### What this task involves
Scan the entries and tally the lines that include the string "Amala". Reply with the figure alone.

### Input data
↓↓↓

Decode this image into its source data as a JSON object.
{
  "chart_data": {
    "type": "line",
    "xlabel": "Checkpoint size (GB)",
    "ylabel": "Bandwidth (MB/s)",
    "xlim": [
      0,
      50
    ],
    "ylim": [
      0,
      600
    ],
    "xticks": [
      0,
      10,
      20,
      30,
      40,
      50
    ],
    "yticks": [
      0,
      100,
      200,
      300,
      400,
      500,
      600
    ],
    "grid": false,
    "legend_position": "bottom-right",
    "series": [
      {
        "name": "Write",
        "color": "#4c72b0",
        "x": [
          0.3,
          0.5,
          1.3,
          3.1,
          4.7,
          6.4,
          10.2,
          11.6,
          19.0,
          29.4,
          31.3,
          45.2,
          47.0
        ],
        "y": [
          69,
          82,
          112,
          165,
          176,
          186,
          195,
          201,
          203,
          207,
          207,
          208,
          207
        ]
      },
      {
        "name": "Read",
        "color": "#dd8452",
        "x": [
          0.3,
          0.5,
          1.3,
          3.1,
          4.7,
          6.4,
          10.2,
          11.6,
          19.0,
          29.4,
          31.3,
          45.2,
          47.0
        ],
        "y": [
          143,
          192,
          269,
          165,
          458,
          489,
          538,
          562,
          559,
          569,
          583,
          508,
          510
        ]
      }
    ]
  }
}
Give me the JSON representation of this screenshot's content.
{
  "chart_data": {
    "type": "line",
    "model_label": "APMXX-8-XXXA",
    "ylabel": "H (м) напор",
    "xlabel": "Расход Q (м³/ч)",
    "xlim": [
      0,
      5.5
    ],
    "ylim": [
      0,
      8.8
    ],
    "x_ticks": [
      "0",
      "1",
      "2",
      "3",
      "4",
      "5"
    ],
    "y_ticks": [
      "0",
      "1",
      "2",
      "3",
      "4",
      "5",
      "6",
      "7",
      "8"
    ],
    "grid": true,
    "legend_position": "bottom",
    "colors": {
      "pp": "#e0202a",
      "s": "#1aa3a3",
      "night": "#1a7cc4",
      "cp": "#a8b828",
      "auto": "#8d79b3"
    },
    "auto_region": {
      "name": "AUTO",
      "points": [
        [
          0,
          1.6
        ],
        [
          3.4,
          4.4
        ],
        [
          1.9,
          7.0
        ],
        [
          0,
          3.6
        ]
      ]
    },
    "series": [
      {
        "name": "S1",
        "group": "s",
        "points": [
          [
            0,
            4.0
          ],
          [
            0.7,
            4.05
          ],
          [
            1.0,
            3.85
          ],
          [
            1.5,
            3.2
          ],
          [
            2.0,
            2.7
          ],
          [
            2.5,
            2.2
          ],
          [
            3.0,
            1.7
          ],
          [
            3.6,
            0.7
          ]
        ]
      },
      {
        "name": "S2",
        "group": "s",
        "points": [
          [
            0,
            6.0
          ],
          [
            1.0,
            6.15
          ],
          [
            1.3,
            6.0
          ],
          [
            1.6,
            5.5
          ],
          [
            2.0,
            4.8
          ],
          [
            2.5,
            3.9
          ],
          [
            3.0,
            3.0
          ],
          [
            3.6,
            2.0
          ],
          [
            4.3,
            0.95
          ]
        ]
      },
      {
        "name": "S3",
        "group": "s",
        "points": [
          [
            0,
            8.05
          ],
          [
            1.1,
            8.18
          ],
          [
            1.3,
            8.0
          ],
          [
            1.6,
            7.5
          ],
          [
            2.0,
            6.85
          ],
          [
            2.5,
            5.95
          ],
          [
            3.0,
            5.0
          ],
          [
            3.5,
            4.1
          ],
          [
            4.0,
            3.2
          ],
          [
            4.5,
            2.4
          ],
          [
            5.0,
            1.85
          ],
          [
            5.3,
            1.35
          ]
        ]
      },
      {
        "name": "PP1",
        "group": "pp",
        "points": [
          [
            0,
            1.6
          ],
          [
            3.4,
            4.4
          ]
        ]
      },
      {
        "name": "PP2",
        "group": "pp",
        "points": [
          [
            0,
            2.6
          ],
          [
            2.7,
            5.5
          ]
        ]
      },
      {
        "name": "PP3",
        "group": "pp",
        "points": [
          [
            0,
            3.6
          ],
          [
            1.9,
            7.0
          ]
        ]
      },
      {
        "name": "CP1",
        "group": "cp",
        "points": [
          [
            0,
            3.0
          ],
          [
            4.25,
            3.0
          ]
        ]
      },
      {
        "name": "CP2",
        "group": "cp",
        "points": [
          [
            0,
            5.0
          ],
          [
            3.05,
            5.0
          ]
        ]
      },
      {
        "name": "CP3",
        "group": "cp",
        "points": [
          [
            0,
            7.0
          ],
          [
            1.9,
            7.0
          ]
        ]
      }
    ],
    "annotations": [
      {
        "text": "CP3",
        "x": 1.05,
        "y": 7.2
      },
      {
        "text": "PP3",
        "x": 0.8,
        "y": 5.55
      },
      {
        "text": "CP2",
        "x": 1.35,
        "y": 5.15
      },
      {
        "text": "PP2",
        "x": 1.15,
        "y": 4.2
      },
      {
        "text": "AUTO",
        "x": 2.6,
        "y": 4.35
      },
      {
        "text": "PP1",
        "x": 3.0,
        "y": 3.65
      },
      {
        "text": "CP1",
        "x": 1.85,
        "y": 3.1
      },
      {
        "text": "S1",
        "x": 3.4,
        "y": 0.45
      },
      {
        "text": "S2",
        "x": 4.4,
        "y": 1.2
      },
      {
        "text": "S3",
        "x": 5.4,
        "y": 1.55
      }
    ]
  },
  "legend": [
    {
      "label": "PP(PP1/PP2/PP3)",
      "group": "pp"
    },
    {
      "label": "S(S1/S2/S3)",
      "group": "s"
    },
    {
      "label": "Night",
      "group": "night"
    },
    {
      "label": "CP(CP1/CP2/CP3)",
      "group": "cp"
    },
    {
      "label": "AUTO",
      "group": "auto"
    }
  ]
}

↑↑↑
↓↓↓

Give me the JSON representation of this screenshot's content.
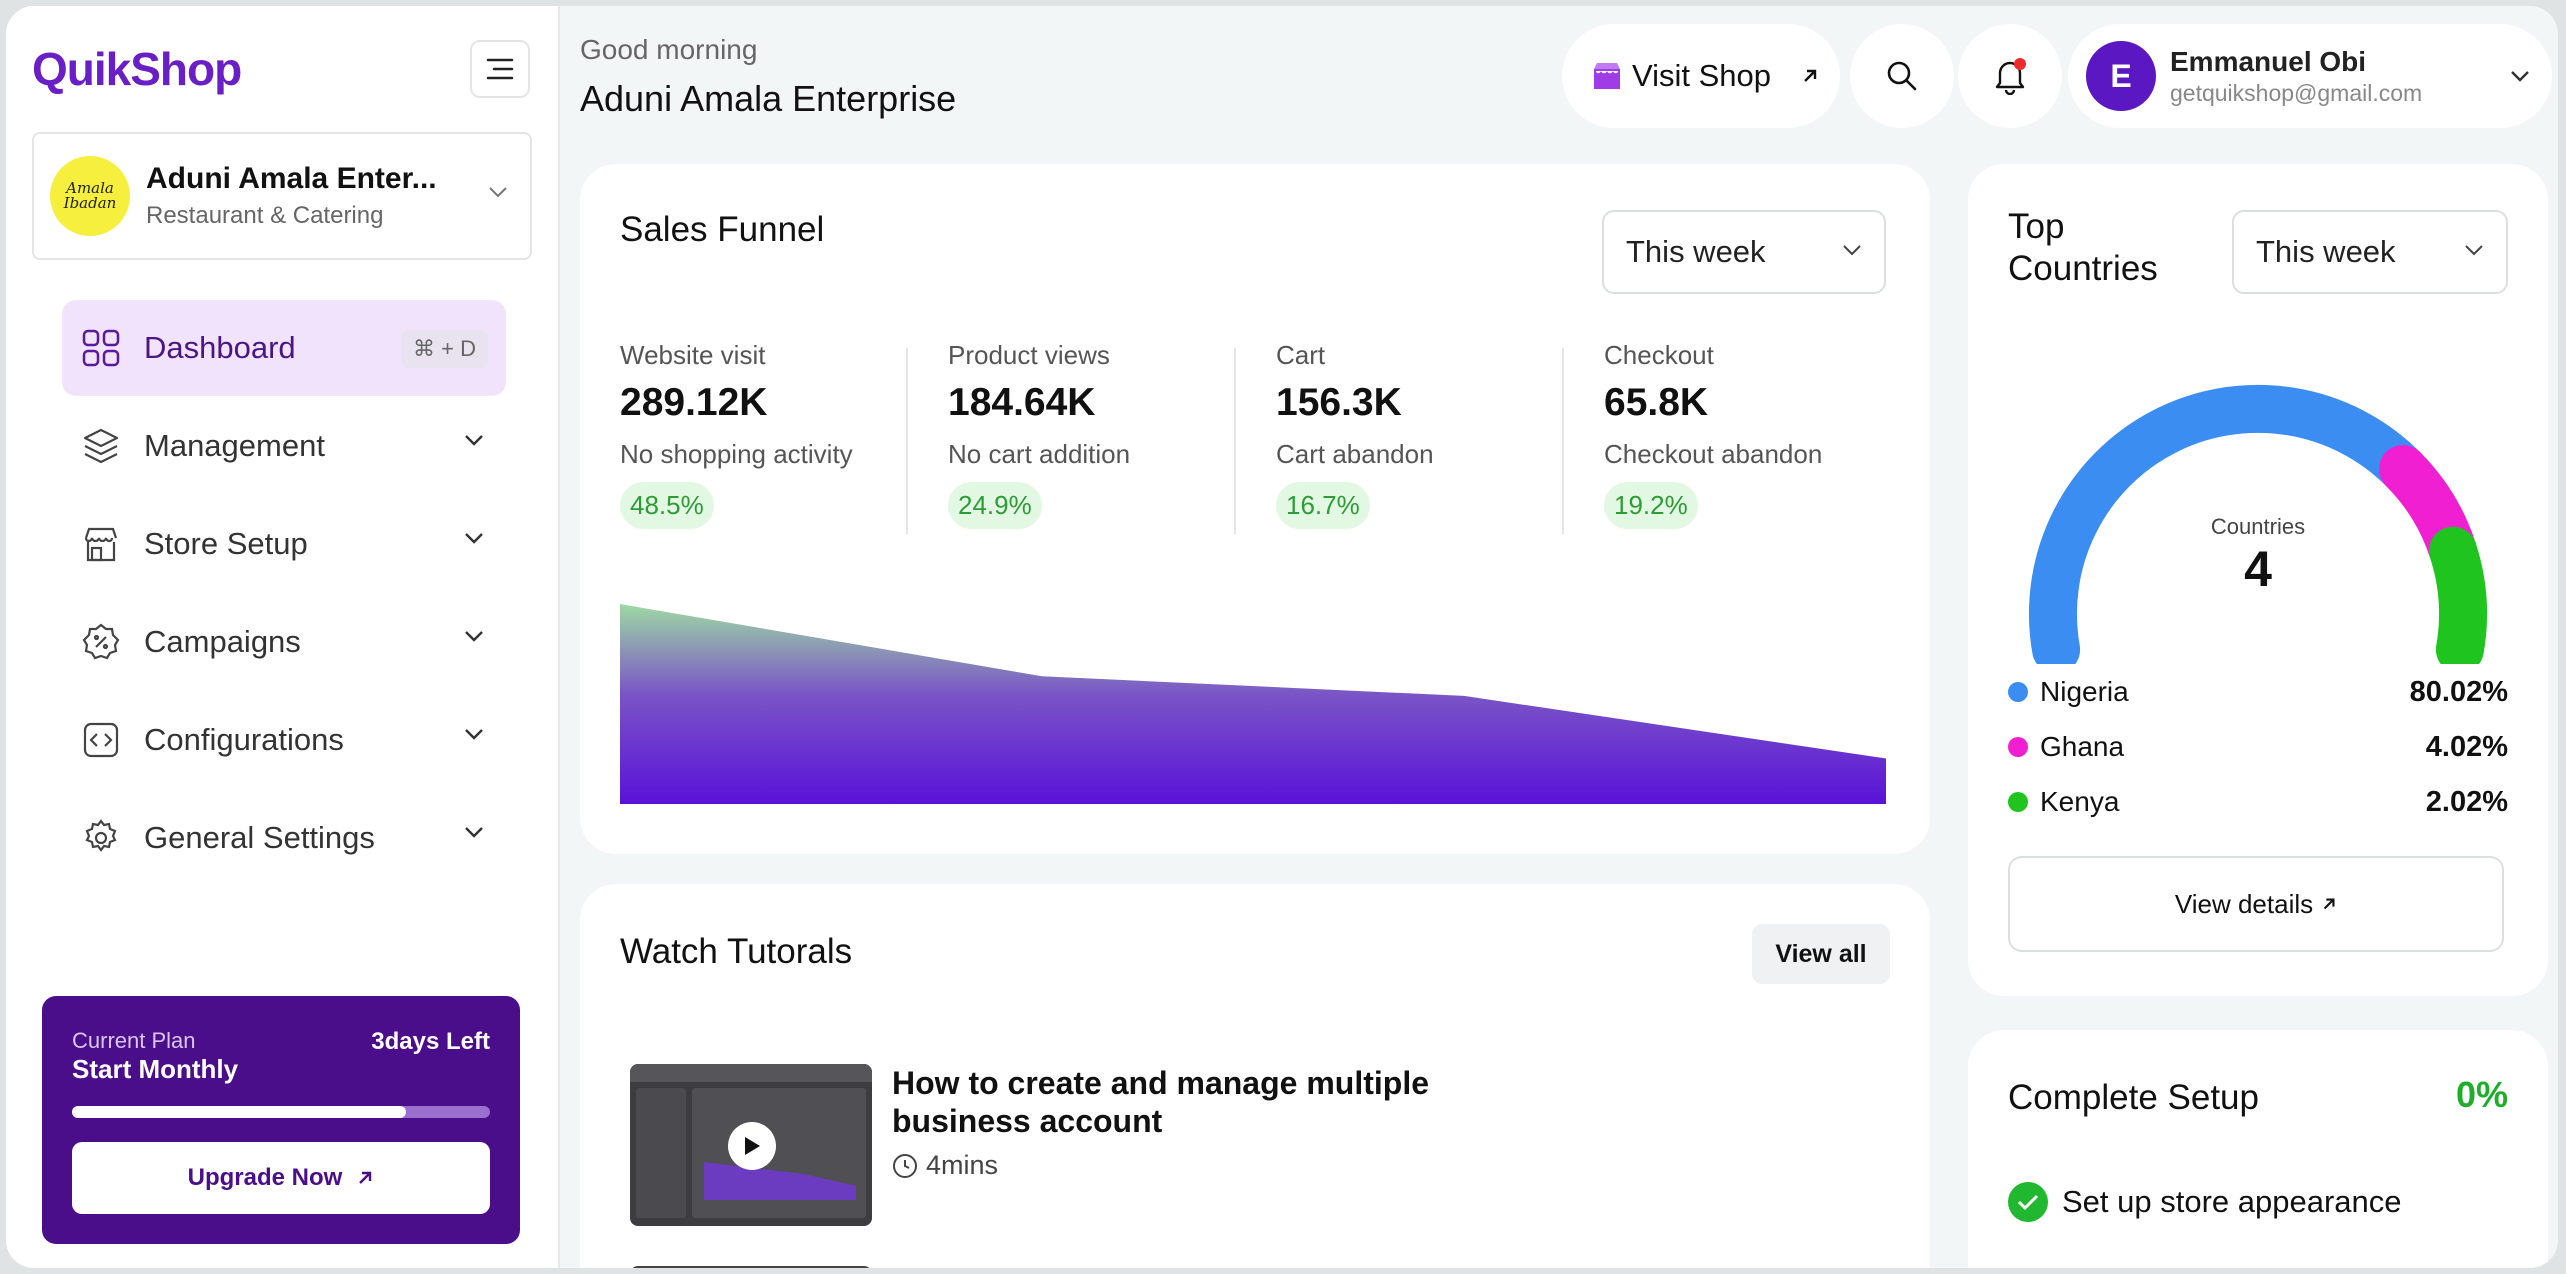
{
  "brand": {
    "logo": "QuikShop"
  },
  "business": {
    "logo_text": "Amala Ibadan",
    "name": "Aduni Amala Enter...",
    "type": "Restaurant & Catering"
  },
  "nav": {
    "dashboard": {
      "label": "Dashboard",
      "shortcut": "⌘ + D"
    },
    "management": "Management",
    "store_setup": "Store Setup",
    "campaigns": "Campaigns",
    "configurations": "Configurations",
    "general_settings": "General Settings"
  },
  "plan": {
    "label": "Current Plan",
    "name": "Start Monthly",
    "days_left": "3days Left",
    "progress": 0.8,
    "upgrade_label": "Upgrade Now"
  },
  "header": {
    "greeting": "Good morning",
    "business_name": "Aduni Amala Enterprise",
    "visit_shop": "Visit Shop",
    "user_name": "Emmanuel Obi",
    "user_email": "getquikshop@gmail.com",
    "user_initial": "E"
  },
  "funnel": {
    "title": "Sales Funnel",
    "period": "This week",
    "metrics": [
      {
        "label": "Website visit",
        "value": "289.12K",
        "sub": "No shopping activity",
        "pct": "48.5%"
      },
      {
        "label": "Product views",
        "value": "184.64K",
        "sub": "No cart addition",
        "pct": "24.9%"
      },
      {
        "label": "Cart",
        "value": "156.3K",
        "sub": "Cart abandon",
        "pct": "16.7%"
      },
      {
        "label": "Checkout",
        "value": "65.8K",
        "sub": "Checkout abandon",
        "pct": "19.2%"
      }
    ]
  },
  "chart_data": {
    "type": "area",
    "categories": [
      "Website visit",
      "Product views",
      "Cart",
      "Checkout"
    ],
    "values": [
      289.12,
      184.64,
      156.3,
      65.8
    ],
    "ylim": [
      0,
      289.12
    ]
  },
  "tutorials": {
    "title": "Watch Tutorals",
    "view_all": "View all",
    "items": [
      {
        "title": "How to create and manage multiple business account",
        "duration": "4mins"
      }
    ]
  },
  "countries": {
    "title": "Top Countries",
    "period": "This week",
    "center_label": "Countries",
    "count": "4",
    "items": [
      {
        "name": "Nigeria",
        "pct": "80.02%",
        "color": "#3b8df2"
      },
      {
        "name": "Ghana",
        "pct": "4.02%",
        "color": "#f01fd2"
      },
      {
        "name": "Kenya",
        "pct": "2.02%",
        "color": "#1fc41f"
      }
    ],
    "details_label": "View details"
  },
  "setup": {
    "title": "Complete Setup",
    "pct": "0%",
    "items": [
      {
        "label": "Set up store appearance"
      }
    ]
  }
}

↑↑↑

### Answer for this exercise
3